■ **GIVEN EXERCISE**
What is the number of lines in these entries that contain "lurus"? State it alone.

■ **EXERCISE INPUTS**
........

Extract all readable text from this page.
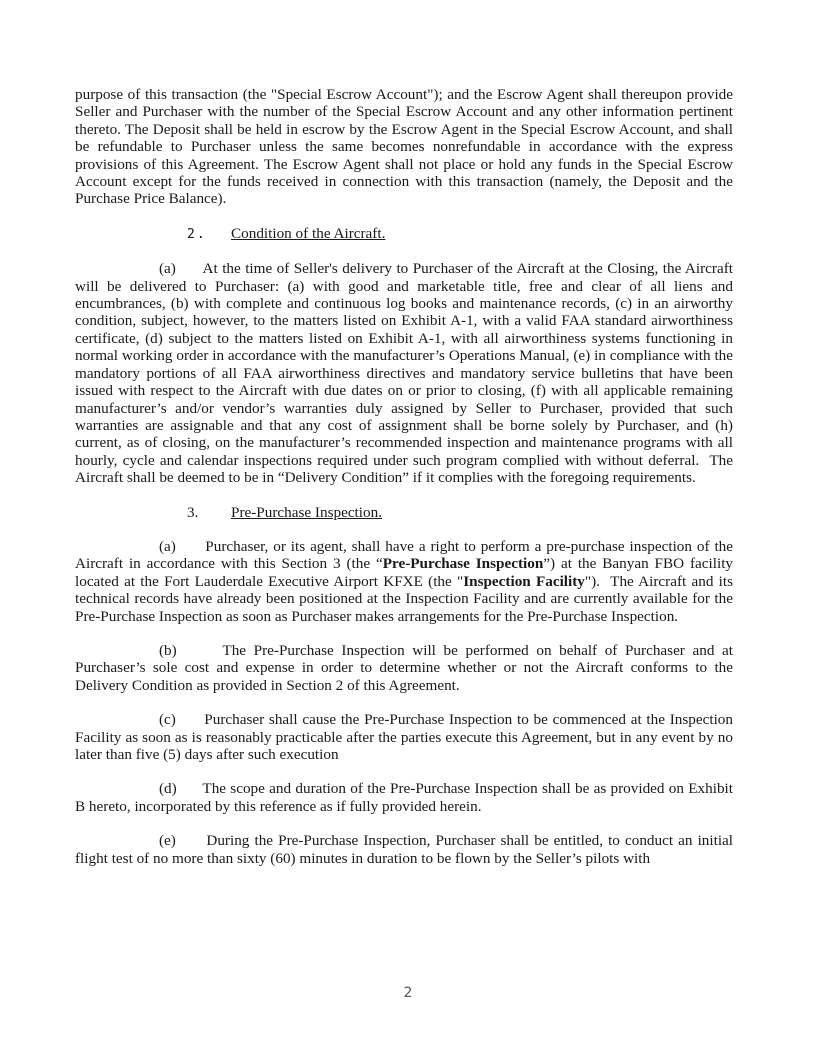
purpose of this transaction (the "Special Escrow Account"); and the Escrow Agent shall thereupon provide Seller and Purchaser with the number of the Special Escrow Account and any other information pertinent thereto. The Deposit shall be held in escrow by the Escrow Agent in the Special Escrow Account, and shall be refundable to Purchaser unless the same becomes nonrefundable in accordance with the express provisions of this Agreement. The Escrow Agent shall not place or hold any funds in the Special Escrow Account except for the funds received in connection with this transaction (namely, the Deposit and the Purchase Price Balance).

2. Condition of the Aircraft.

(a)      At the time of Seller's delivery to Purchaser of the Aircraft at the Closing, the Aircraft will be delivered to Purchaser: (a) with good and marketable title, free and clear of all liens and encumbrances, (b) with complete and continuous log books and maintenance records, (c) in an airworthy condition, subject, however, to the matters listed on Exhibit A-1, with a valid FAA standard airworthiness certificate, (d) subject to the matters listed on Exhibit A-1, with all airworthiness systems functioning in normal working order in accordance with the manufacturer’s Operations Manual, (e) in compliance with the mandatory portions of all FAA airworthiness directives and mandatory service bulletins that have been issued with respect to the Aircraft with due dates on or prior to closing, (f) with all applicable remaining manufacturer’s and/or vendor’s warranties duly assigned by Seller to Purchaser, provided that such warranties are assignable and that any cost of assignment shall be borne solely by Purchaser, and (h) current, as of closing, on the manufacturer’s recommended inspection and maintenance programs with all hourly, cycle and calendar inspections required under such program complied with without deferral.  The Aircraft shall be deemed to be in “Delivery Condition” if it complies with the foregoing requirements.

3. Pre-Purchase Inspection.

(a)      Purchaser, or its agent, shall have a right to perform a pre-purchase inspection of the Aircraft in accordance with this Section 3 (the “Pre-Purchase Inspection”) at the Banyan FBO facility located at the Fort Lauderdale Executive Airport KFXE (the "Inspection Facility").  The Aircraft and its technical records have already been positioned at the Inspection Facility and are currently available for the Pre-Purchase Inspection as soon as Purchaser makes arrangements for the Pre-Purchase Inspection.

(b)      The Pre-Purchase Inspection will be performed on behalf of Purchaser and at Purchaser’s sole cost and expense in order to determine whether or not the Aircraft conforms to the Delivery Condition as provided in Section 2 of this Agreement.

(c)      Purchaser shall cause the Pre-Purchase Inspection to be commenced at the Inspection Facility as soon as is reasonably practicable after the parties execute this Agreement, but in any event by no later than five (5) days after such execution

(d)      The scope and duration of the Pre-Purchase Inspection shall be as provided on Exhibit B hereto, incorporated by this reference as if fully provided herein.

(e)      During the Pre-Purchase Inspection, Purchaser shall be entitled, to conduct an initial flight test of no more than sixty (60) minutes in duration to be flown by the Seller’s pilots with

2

........

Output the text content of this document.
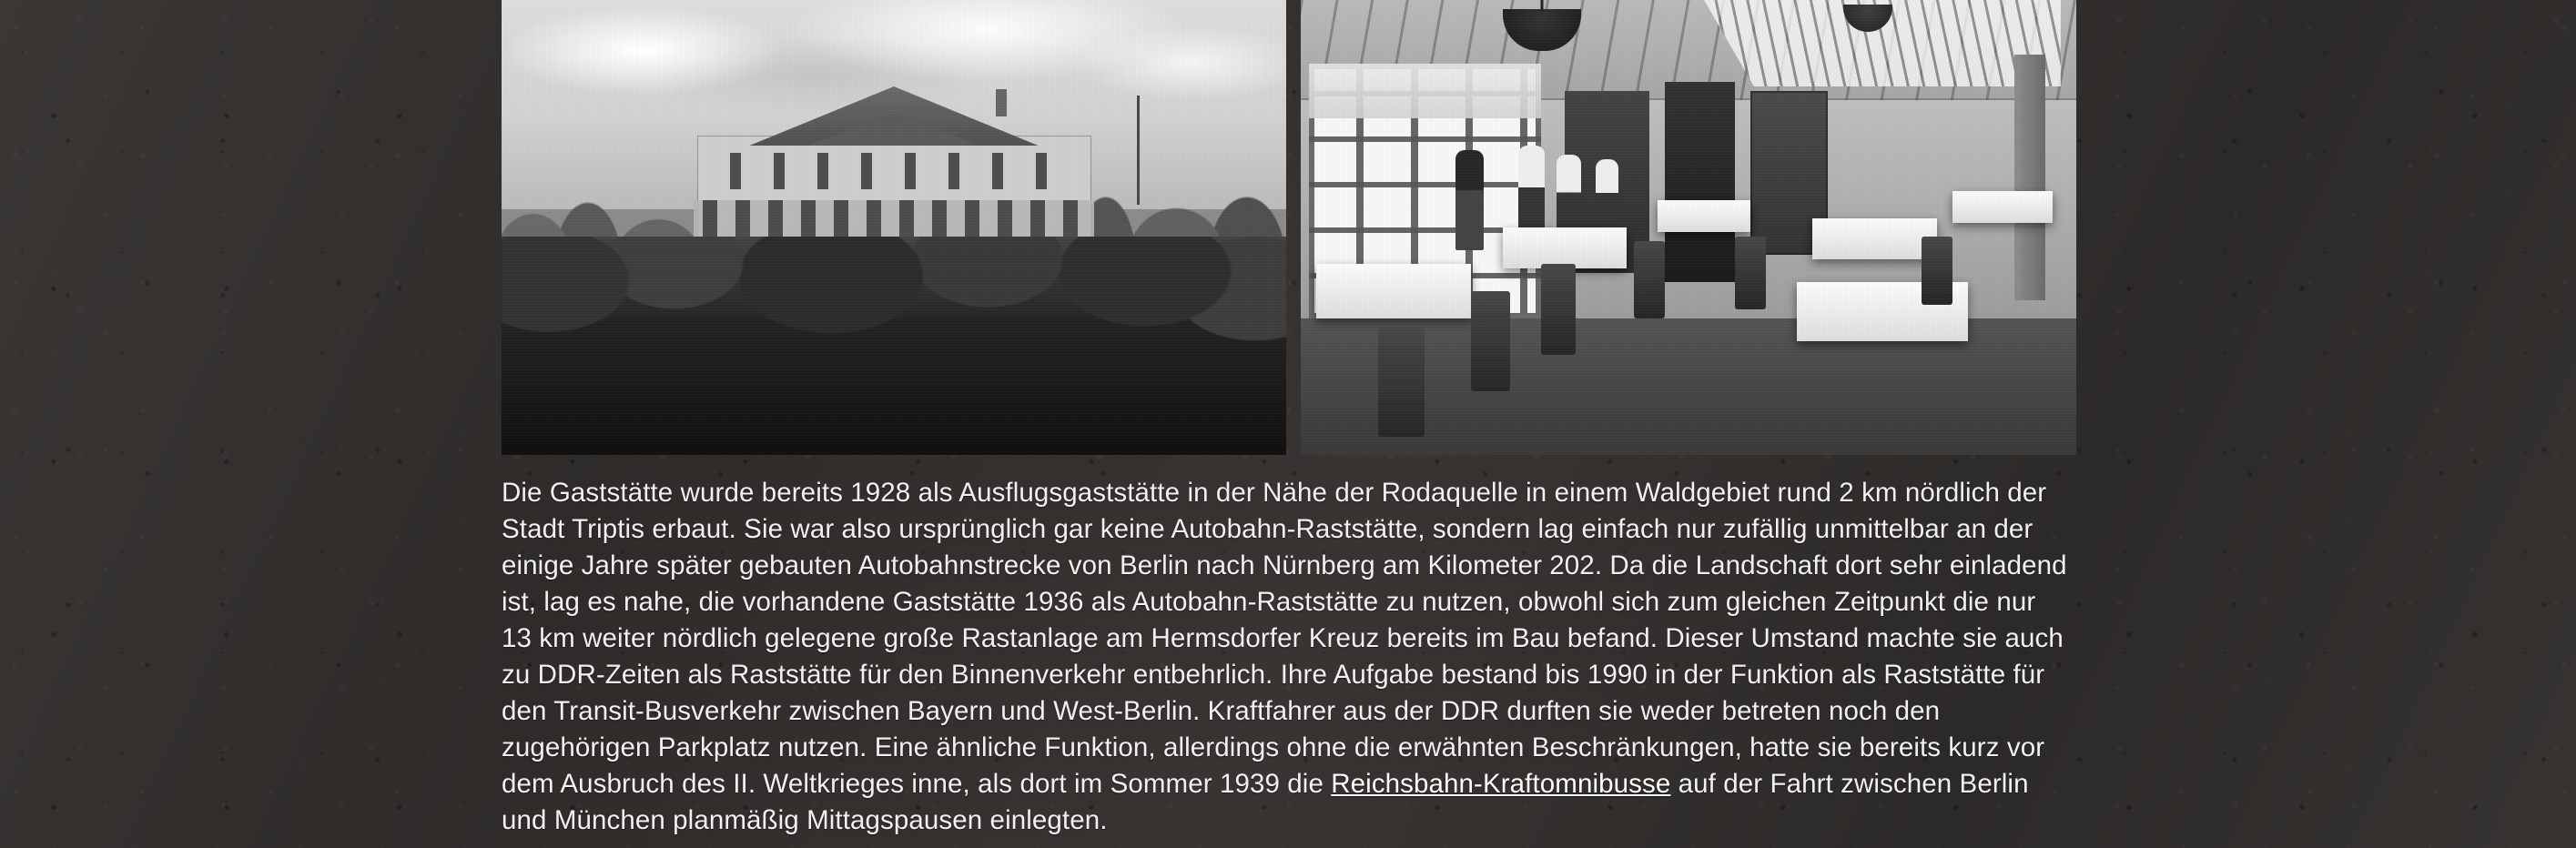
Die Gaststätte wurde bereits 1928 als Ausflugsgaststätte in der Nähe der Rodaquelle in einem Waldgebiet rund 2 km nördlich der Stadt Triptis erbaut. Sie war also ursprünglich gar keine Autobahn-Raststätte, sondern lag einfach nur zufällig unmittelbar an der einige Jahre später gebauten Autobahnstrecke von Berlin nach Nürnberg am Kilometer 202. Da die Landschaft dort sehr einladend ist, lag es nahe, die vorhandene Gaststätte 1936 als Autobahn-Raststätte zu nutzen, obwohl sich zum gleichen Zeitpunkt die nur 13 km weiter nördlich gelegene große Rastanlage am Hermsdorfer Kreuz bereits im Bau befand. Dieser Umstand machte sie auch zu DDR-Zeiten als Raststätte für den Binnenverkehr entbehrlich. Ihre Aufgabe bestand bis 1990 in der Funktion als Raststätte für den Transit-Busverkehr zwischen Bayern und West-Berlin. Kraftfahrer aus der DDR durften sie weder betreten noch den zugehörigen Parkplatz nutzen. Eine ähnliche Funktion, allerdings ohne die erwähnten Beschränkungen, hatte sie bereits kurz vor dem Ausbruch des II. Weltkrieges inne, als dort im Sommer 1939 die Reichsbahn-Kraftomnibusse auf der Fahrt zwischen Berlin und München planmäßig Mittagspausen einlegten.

........

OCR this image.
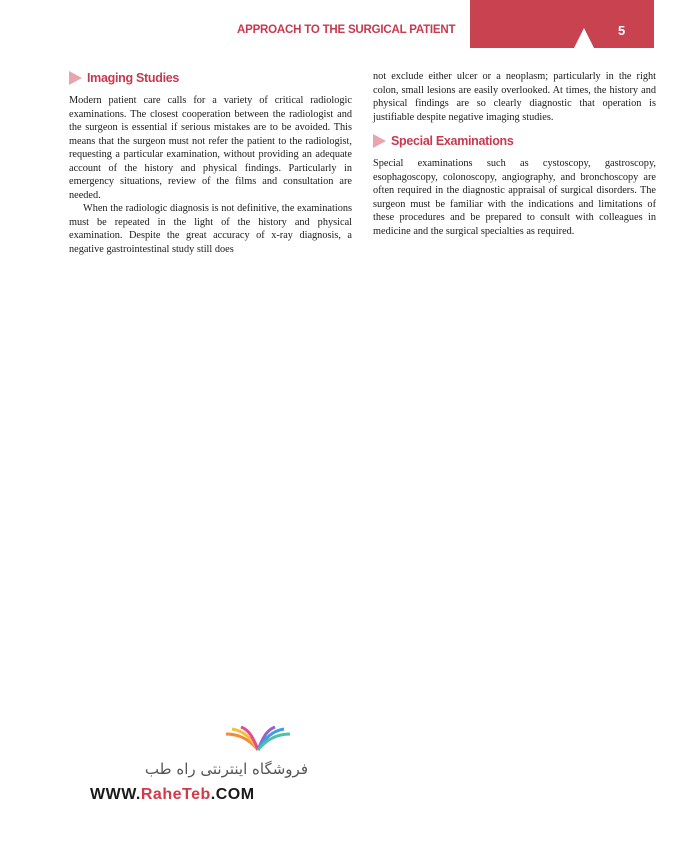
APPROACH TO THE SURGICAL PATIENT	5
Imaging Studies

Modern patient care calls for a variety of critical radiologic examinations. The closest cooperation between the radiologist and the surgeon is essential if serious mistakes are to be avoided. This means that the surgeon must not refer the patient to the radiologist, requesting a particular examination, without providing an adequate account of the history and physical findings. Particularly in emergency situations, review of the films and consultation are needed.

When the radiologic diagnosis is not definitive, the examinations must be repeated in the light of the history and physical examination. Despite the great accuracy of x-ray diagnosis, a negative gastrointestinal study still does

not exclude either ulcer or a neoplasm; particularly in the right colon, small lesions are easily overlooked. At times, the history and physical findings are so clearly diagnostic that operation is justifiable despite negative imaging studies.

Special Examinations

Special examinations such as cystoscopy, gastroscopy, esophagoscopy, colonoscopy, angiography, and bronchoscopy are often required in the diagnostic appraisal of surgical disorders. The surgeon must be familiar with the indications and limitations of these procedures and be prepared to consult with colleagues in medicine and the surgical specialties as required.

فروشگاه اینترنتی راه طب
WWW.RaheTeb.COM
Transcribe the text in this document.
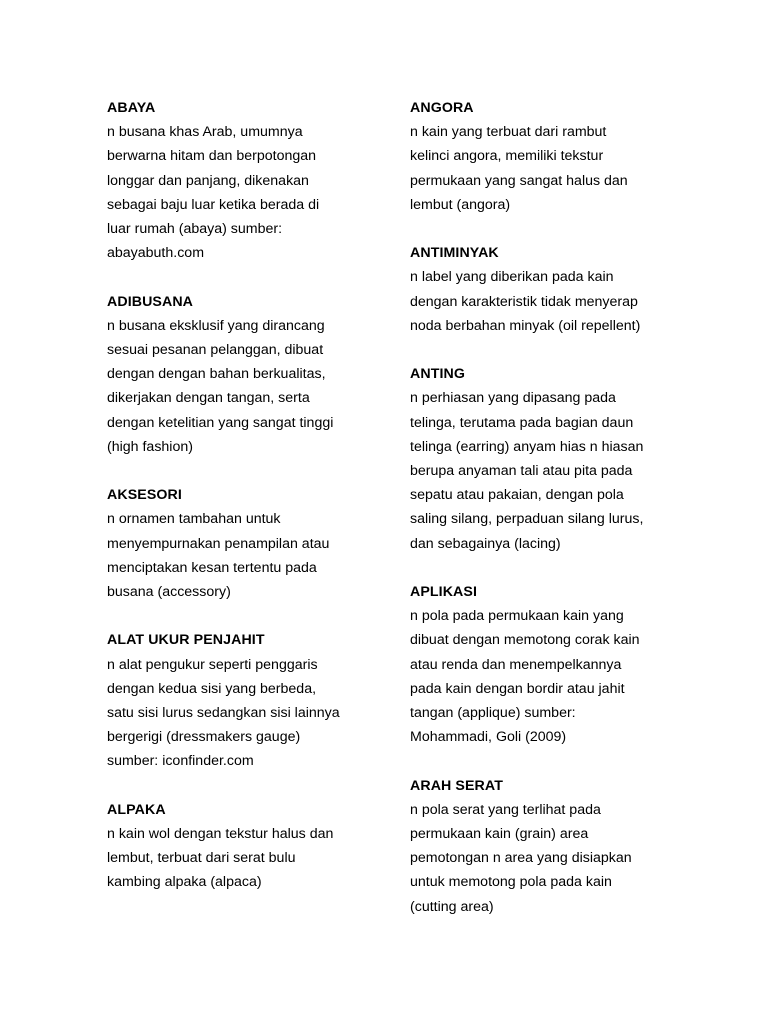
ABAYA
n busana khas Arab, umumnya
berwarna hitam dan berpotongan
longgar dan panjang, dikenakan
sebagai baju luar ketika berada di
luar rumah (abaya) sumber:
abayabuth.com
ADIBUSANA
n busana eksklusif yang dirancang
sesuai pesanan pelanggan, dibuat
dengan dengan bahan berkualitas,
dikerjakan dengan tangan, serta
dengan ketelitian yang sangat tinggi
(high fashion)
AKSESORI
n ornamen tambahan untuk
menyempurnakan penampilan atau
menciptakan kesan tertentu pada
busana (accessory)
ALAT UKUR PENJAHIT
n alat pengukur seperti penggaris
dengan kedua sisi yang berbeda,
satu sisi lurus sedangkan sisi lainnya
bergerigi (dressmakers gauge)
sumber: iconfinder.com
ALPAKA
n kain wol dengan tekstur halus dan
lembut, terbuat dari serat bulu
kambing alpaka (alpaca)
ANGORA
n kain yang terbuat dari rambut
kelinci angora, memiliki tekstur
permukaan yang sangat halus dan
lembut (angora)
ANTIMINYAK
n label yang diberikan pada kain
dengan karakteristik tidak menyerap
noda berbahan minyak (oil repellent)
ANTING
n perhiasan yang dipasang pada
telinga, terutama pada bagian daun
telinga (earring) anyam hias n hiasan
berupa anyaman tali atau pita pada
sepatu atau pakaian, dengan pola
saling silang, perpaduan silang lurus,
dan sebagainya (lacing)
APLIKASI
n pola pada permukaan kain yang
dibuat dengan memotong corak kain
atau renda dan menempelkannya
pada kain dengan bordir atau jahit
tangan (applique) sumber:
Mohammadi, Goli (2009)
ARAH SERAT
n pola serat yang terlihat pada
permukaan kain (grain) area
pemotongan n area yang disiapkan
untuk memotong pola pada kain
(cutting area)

........

■ **ANSWER TO THIS EXERCISE**
2